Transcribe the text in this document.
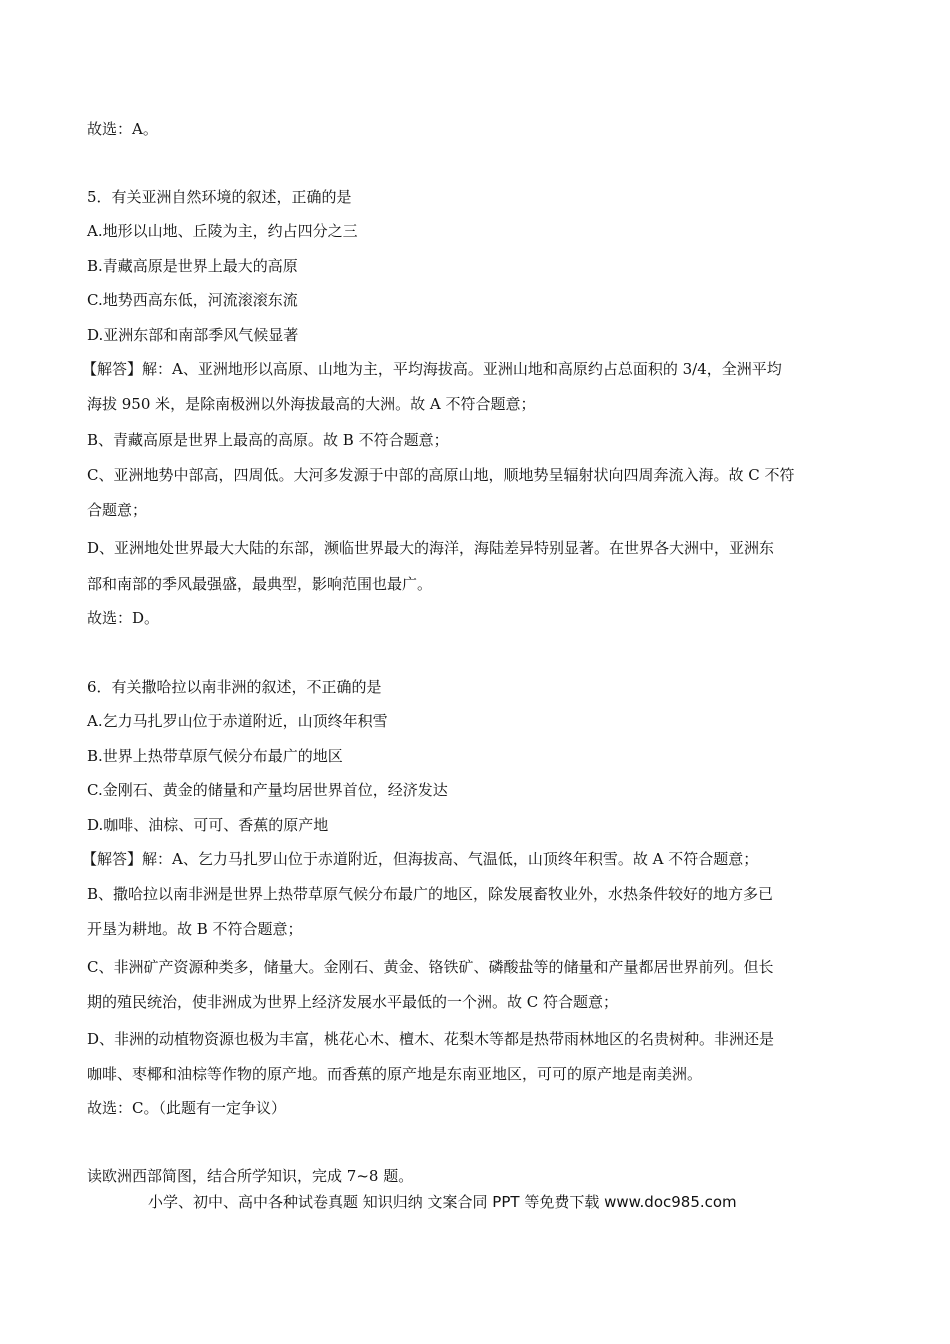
故选：A。
5．有关亚洲自然环境的叙述，正确的是
A.地形以山地、丘陵为主，约占四分之三
B.青藏高原是世界上最大的高原
C.地势西高东低，河流滚滚东流
D.亚洲东部和南部季风气候显著
【解答】解：A、亚洲地形以高原、山地为主，平均海拔高。亚洲山地和高原约占总面积的 3/4，全洲平均
海拔 950 米，是除南极洲以外海拔最高的大洲。故 A 不符合题意；
B、青藏高原是世界上最高的高原。故 B 不符合题意；
C、亚洲地势中部高，四周低。大河多发源于中部的高原山地，顺地势呈辐射状向四周奔流入海。故 C 不符
合题意；
D、亚洲地处世界最大大陆的东部，濒临世界最大的海洋，海陆差异特别显著。在世界各大洲中，亚洲东
部和南部的季风最强盛，最典型，影响范围也最广。
故选：D。
6．有关撒哈拉以南非洲的叙述，不正确的是
A.乞力马扎罗山位于赤道附近，山顶终年积雪
B.世界上热带草原气候分布最广的地区
C.金刚石、黄金的储量和产量均居世界首位，经济发达
D.咖啡、油棕、可可、香蕉的原产地
【解答】解：A、乞力马扎罗山位于赤道附近，但海拔高、气温低，山顶终年积雪。故 A 不符合题意；
B、撒哈拉以南非洲是世界上热带草原气候分布最广的地区，除发展畜牧业外，水热条件较好的地方多已
开垦为耕地。故 B 不符合题意；
C、非洲矿产资源种类多，储量大。金刚石、黄金、铬铁矿、磷酸盐等的储量和产量都居世界前列。但长
期的殖民统治，使非洲成为世界上经济发展水平最低的一个洲。故 C 符合题意；
D、非洲的动植物资源也极为丰富，桃花心木、檀木、花梨木等都是热带雨林地区的名贵树种。非洲还是
咖啡、枣椰和油棕等作物的原产地。而香蕉的原产地是东南亚地区，可可的原产地是南美洲。
故选：C。（此题有一定争议）
读欧洲西部简图，结合所学知识，完成 7~8 题。
小学、初中、高中各种试卷真题 知识归纳 文案合同 PPT 等免费下载 www.doc985.com
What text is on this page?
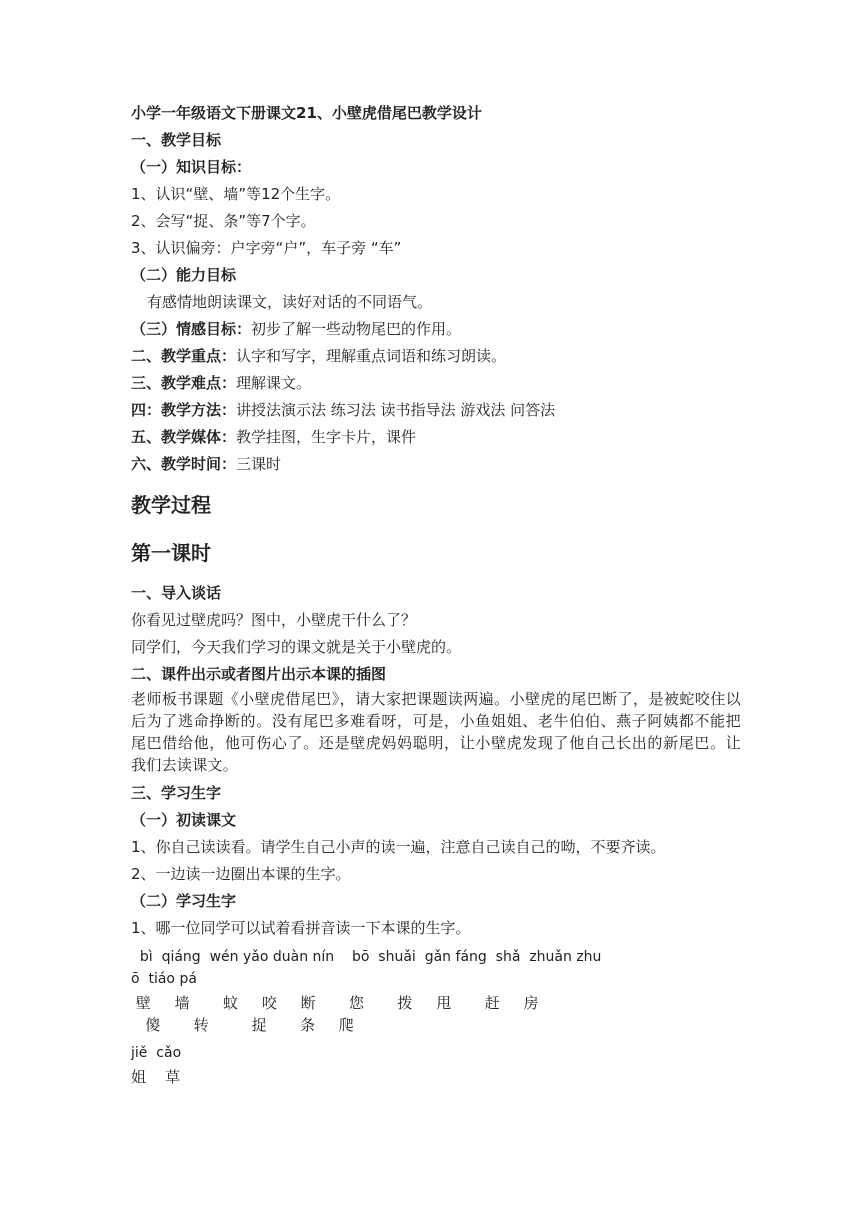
小学一年级语文下册课文21、小壁虎借尾巴教学设计
一、教学目标
（一）知识目标：
1、认识“壁、墙”等12个生字。
2、会写“捉、条”等7个字。
3、认识偏旁：户字旁“户”，车子旁 “车”
（二）能力目标
有感情地朗读课文，读好对话的不同语气。
（三）情感目标：初步了解一些动物尾巴的作用。
二、教学重点：认字和写字，理解重点词语和练习朗读。
三、教学难点：理解课文。
四：教学方法：讲授法演示法 练习法 读书指导法 游戏法 问答法
五、教学媒体：教学挂图，生字卡片，课件
六、教学时间：三课时
教学过程
第一课时
一、导入谈话
你看见过壁虎吗？图中，小壁虎干什么了？
同学们，今天我们学习的课文就是关于小壁虎的。
二、课件出示或者图片出示本课的插图
老师板书课题《小壁虎借尾巴》，请大家把课题读两遍。小壁虎的尾巴断了，是被蛇咬住以后为了逃命挣断的。没有尾巴多难看呀，可是，小鱼姐姐、老牛伯伯、燕子阿姨都不能把尾巴借给他，他可伤心了。还是壁虎妈妈聪明，让小壁虎发现了他自己长出的新尾巴。让我们去读课文。
三、学习生字
（一）初读课文
1、你自己读读看。请学生自己小声的读一遍，注意自己读自己的呦，不要齐读。
2、一边读一边圈出本课的生字。
（二）学习生字
1、哪一位同学可以试着看拼音读一下本课的生字。
bì  qiáng  wén yǎo duàn nín    bō  shuǎi  gǎn fáng  shǎ  zhuǎn zhu
ō  tiáo pá
壁     墙       蚊     咬     断       您       拨     甩       赶     房
傻       转         捉       条     爬
jiě  cǎo
姐    草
* * *
■ **Instructions for the task**
Scan the material above. Copy each line where "山顶终年积雪" occurs.

■ **Response for this exercise**
A.乞力马扎罗山位于赤道附近，山顶终年积雪
【解答】解：A、乞力马扎罗山位于赤道附近，但海拔高、气温低，山顶终年积雪。故 A 不符合题意；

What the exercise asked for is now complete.